Provided records:
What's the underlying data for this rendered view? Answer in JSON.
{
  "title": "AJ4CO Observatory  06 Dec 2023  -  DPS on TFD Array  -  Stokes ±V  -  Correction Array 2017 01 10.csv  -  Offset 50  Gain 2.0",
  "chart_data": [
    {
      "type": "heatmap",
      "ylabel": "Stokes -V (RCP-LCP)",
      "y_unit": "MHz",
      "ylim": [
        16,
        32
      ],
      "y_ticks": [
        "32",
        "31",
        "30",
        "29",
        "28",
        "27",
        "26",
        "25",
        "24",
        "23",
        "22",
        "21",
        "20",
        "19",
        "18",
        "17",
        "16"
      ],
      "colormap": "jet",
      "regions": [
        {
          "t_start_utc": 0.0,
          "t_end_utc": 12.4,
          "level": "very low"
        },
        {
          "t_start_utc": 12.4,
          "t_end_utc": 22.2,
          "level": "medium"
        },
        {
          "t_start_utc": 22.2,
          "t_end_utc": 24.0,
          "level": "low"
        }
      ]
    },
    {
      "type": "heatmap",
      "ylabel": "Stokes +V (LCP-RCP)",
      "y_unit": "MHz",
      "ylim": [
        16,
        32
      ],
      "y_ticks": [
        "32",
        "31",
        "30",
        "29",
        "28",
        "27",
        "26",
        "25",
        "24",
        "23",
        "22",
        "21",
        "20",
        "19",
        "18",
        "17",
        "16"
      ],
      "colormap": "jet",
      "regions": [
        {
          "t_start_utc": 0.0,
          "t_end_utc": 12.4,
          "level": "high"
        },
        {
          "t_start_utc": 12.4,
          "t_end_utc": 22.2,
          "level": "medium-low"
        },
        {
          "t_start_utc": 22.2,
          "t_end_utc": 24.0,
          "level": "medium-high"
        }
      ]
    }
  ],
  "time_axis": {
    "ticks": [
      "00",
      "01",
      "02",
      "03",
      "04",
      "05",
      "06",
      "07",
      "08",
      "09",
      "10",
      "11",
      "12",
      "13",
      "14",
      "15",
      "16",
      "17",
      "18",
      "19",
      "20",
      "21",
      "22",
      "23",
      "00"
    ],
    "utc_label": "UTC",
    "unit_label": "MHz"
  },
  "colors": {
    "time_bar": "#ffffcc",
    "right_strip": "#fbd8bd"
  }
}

* * *

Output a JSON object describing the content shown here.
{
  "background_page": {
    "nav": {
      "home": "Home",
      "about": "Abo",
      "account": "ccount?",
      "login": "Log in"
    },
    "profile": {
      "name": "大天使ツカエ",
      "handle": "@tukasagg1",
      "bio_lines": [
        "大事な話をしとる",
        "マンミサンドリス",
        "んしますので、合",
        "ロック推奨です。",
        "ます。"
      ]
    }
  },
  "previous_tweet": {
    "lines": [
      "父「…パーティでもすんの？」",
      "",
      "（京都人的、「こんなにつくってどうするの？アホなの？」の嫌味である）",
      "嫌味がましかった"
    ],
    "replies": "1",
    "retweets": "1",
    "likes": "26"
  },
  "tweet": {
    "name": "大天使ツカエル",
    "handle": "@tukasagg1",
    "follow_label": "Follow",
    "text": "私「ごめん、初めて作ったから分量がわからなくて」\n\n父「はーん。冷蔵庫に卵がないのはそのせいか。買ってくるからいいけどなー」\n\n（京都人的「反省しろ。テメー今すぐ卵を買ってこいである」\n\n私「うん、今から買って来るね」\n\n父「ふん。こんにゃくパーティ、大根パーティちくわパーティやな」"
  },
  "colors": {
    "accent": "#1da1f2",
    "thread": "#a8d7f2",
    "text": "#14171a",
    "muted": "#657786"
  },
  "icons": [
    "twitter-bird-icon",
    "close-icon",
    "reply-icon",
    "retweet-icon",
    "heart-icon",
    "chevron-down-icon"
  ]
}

Exercise:
What is the number of lines in the data holding the word "handle"? Reply with that number only.

Complete answer:
2